[Dataset listings of figures]
- - - - -

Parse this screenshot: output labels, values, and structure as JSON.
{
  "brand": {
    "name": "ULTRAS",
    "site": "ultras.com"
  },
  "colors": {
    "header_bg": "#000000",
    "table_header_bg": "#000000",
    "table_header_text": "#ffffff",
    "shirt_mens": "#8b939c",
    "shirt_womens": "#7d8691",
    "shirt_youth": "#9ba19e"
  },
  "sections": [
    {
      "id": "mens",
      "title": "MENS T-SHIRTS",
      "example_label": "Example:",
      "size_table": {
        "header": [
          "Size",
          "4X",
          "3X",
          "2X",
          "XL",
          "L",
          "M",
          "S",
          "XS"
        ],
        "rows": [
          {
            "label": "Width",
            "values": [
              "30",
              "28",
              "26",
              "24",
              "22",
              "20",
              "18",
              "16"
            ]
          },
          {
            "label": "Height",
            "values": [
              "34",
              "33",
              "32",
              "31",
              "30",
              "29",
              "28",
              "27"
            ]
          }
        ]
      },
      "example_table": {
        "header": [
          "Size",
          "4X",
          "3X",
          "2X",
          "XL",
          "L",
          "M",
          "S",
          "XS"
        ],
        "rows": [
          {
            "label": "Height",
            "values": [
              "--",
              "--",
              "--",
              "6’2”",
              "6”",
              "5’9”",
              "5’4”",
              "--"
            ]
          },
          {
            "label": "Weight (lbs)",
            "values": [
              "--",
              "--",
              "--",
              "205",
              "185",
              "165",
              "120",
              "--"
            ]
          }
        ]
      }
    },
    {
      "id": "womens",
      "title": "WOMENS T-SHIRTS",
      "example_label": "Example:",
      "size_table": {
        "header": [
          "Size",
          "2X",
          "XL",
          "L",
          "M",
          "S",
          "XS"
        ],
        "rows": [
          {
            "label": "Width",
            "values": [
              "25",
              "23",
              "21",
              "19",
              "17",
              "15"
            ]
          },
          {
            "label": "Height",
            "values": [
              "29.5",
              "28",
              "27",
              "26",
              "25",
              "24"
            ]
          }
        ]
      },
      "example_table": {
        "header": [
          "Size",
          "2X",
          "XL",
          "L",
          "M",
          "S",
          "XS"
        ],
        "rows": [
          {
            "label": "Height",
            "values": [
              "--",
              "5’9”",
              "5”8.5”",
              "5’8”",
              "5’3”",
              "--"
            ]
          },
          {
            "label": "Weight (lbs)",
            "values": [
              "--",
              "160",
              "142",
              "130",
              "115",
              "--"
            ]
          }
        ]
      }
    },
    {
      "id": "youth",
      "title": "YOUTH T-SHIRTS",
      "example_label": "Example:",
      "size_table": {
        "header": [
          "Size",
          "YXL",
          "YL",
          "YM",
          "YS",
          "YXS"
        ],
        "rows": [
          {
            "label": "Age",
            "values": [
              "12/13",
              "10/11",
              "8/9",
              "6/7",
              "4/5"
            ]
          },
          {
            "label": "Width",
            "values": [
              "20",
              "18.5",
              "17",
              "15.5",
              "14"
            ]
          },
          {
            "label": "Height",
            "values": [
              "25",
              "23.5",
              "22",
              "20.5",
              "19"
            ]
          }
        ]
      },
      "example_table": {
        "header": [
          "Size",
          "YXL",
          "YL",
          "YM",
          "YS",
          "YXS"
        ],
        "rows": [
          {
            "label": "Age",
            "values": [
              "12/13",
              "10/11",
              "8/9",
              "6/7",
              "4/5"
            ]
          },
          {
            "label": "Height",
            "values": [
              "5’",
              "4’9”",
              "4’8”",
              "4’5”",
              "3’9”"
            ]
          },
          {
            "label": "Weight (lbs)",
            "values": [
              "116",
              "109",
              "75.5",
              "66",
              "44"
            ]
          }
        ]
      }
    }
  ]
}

- - - - -

THE EXERCISE: Extract each line from the entries above that contains the string "title".

SOLUTION:
      "title": "MENS T-SHIRTS",
      "title": "WOMENS T-SHIRTS",
      "title": "YOUTH T-SHIRTS",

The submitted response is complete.